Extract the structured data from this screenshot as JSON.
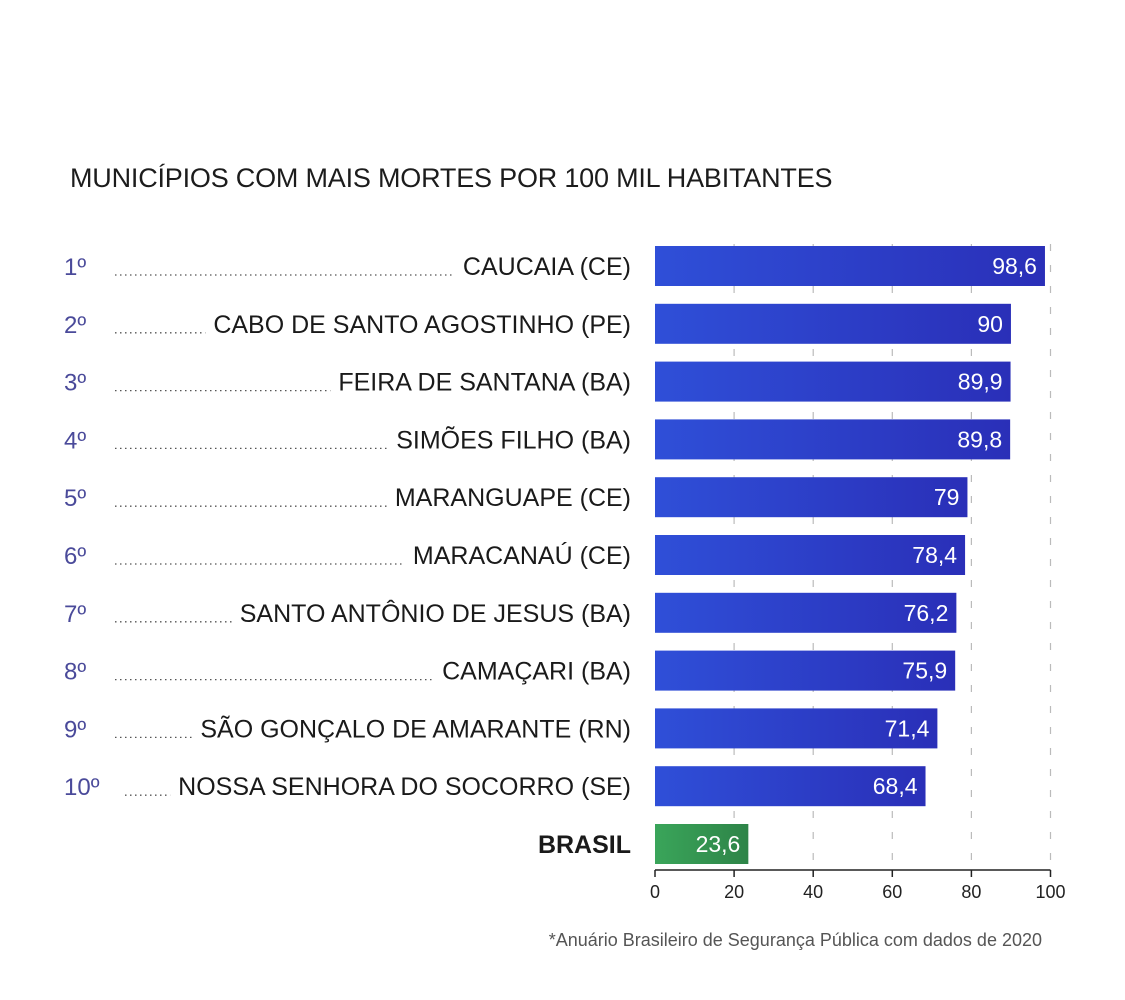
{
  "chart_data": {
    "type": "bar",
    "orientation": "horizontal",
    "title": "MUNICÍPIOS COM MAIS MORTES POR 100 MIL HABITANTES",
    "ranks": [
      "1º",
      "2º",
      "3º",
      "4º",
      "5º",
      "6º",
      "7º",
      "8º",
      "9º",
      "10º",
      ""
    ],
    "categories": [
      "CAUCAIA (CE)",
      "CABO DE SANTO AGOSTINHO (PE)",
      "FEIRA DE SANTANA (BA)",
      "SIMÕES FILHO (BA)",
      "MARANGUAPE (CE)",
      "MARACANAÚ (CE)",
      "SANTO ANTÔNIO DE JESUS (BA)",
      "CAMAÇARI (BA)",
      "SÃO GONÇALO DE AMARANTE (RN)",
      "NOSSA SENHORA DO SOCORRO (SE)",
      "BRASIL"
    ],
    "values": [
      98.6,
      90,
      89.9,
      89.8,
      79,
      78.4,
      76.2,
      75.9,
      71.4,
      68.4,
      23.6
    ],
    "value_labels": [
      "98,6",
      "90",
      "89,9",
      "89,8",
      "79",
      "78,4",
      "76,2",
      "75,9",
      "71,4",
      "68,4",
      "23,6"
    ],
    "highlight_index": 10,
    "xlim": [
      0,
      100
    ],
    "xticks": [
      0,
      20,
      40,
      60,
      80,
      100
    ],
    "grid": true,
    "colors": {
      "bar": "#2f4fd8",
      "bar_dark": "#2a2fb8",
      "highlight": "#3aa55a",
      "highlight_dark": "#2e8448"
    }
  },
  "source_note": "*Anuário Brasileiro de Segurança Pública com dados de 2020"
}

● ● ● ● ●

**SHORT EXERCISE**:
Take the records above and transcribe them exactly, dropping every picture.

**TASK OUTPUT**:
Extract the structured data from this screenshot as JSON.
{
  "chart_data": {
    "type": "bar",
    "orientation": "horizontal",
    "title": "MUNICÍPIOS COM MAIS MORTES POR 100 MIL HABITANTES",
    "ranks": [
      "1º",
      "2º",
      "3º",
      "4º",
      "5º",
      "6º",
      "7º",
      "8º",
      "9º",
      "10º",
      ""
    ],
    "categories": [
      "CAUCAIA (CE)",
      "CABO DE SANTO AGOSTINHO (PE)",
      "FEIRA DE SANTANA (BA)",
      "SIMÕES FILHO (BA)",
      "MARANGUAPE (CE)",
      "MARACANAÚ (CE)",
      "SANTO ANTÔNIO DE JESUS (BA)",
      "CAMAÇARI (BA)",
      "SÃO GONÇALO DE AMARANTE (RN)",
      "NOSSA SENHORA DO SOCORRO (SE)",
      "BRASIL"
    ],
    "values": [
      98.6,
      90,
      89.9,
      89.8,
      79,
      78.4,
      76.2,
      75.9,
      71.4,
      68.4,
      23.6
    ],
    "value_labels": [
      "98,6",
      "90",
      "89,9",
      "89,8",
      "79",
      "78,4",
      "76,2",
      "75,9",
      "71,4",
      "68,4",
      "23,6"
    ],
    "highlight_index": 10,
    "xlim": [
      0,
      100
    ],
    "xticks": [
      0,
      20,
      40,
      60,
      80,
      100
    ],
    "grid": true,
    "colors": {
      "bar": "#2f4fd8",
      "bar_dark": "#2a2fb8",
      "highlight": "#3aa55a",
      "highlight_dark": "#2e8448"
    }
  },
  "source_note": "*Anuário Brasileiro de Segurança Pública com dados de 2020"
}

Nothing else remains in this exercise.